• _What the task asks_: Without altering anything, repeat each of the records.

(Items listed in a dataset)
++++++++++

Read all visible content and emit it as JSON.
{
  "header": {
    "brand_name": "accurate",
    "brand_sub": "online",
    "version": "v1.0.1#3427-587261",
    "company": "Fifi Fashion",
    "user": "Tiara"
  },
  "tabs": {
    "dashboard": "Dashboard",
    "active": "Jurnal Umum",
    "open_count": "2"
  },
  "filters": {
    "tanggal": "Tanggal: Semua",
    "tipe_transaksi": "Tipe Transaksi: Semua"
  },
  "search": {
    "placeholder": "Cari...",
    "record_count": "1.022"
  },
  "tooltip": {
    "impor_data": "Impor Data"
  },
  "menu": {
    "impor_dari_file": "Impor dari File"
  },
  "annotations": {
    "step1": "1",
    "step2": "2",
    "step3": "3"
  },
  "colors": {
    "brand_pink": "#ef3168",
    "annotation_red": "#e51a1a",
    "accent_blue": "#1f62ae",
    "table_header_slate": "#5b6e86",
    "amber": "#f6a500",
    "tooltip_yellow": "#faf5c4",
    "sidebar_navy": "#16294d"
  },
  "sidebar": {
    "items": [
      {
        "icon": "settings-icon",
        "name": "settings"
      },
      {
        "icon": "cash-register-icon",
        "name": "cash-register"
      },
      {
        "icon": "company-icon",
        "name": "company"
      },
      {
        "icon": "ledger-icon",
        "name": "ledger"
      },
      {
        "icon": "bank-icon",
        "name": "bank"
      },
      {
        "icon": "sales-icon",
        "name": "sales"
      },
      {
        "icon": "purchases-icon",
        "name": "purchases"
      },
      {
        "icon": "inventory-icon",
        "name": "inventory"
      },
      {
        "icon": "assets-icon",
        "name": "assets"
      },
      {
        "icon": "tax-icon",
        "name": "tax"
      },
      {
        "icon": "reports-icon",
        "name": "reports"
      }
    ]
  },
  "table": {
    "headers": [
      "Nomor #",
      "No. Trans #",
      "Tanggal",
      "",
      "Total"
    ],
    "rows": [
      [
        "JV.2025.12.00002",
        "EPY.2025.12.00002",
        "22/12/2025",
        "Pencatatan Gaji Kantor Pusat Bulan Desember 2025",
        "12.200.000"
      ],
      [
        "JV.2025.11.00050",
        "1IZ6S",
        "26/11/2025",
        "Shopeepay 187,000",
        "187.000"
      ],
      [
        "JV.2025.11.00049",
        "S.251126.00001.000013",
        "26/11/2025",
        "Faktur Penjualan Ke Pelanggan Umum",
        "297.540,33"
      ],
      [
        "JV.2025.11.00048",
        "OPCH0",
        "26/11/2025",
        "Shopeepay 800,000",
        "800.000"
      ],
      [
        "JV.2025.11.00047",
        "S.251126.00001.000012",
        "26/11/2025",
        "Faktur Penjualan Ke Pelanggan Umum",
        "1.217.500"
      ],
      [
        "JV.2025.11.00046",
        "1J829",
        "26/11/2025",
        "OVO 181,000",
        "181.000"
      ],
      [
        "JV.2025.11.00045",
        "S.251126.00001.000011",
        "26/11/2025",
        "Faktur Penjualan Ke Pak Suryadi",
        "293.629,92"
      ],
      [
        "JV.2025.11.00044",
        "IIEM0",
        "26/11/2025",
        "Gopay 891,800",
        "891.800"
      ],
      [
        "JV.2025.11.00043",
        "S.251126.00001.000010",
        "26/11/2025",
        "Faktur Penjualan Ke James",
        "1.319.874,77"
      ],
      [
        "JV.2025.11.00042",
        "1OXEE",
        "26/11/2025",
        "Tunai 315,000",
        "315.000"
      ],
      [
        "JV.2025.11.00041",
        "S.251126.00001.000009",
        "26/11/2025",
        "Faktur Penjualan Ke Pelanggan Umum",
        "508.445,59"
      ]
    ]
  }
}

++++++++++

• _Solution for this task_:
Read all visible content and emit it as JSON.
{
  "header": {
    "brand_name": "accurate",
    "brand_sub": "online",
    "version": "v1.0.1#3427-587261",
    "company": "Fifi Fashion",
    "user": "Tiara"
  },
  "tabs": {
    "dashboard": "Dashboard",
    "active": "Jurnal Umum",
    "open_count": "2"
  },
  "filters": {
    "tanggal": "Tanggal: Semua",
    "tipe_transaksi": "Tipe Transaksi: Semua"
  },
  "search": {
    "placeholder": "Cari...",
    "record_count": "1.022"
  },
  "tooltip": {
    "impor_data": "Impor Data"
  },
  "menu": {
    "impor_dari_file": "Impor dari File"
  },
  "annotations": {
    "step1": "1",
    "step2": "2",
    "step3": "3"
  },
  "colors": {
    "brand_pink": "#ef3168",
    "annotation_red": "#e51a1a",
    "accent_blue": "#1f62ae",
    "table_header_slate": "#5b6e86",
    "amber": "#f6a500",
    "tooltip_yellow": "#faf5c4",
    "sidebar_navy": "#16294d"
  },
  "sidebar": {
    "items": [
      {
        "icon": "settings-icon",
        "name": "settings"
      },
      {
        "icon": "cash-register-icon",
        "name": "cash-register"
      },
      {
        "icon": "company-icon",
        "name": "company"
      },
      {
        "icon": "ledger-icon",
        "name": "ledger"
      },
      {
        "icon": "bank-icon",
        "name": "bank"
      },
      {
        "icon": "sales-icon",
        "name": "sales"
      },
      {
        "icon": "purchases-icon",
        "name": "purchases"
      },
      {
        "icon": "inventory-icon",
        "name": "inventory"
      },
      {
        "icon": "assets-icon",
        "name": "assets"
      },
      {
        "icon": "tax-icon",
        "name": "tax"
      },
      {
        "icon": "reports-icon",
        "name": "reports"
      }
    ]
  },
  "table": {
    "headers": [
      "Nomor #",
      "No. Trans #",
      "Tanggal",
      "",
      "Total"
    ],
    "rows": [
      [
        "JV.2025.12.00002",
        "EPY.2025.12.00002",
        "22/12/2025",
        "Pencatatan Gaji Kantor Pusat Bulan Desember 2025",
        "12.200.000"
      ],
      [
        "JV.2025.11.00050",
        "1IZ6S",
        "26/11/2025",
        "Shopeepay 187,000",
        "187.000"
      ],
      [
        "JV.2025.11.00049",
        "S.251126.00001.000013",
        "26/11/2025",
        "Faktur Penjualan Ke Pelanggan Umum",
        "297.540,33"
      ],
      [
        "JV.2025.11.00048",
        "OPCH0",
        "26/11/2025",
        "Shopeepay 800,000",
        "800.000"
      ],
      [
        "JV.2025.11.00047",
        "S.251126.00001.000012",
        "26/11/2025",
        "Faktur Penjualan Ke Pelanggan Umum",
        "1.217.500"
      ],
      [
        "JV.2025.11.00046",
        "1J829",
        "26/11/2025",
        "OVO 181,000",
        "181.000"
      ],
      [
        "JV.2025.11.00045",
        "S.251126.00001.000011",
        "26/11/2025",
        "Faktur Penjualan Ke Pak Suryadi",
        "293.629,92"
      ],
      [
        "JV.2025.11.00044",
        "IIEM0",
        "26/11/2025",
        "Gopay 891,800",
        "891.800"
      ],
      [
        "JV.2025.11.00043",
        "S.251126.00001.000010",
        "26/11/2025",
        "Faktur Penjualan Ke James",
        "1.319.874,77"
      ],
      [
        "JV.2025.11.00042",
        "1OXEE",
        "26/11/2025",
        "Tunai 315,000",
        "315.000"
      ],
      [
        "JV.2025.11.00041",
        "S.251126.00001.000009",
        "26/11/2025",
        "Faktur Penjualan Ke Pelanggan Umum",
        "508.445,59"
      ]
    ]
  }
}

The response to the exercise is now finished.